## EXERCISE OBJECTIVE
Copy each line of the records that contains the word "Obese".

## Entries with figure data
····················

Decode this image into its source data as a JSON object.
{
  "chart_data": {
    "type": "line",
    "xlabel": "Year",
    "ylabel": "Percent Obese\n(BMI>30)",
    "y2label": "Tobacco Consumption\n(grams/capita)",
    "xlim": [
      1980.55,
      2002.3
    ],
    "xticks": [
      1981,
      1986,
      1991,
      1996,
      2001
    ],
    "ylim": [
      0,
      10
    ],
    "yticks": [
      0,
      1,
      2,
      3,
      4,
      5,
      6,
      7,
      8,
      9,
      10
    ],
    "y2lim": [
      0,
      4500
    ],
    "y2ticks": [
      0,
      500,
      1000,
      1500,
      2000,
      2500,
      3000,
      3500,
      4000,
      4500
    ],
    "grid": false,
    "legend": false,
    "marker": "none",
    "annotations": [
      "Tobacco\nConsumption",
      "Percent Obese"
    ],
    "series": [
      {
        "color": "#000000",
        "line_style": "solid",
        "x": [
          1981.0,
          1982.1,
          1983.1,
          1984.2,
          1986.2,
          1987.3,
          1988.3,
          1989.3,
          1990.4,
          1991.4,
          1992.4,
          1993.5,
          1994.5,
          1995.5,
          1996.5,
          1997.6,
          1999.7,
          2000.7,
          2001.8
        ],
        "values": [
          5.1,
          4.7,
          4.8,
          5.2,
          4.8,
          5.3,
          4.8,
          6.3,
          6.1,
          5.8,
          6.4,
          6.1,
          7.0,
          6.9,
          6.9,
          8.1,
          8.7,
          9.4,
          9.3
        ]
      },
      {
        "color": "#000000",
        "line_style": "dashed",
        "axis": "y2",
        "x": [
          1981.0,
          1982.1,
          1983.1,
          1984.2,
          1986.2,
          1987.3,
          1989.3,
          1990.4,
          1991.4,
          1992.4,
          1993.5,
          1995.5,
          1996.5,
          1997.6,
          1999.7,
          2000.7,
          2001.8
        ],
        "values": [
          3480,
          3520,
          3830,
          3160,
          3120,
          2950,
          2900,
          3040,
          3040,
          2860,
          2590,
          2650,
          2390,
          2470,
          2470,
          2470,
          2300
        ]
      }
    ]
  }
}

····················

## PROBLEM SOLUTION
    "ylabel": "Percent Obese\n(BMI>30)",
      "Percent Obese"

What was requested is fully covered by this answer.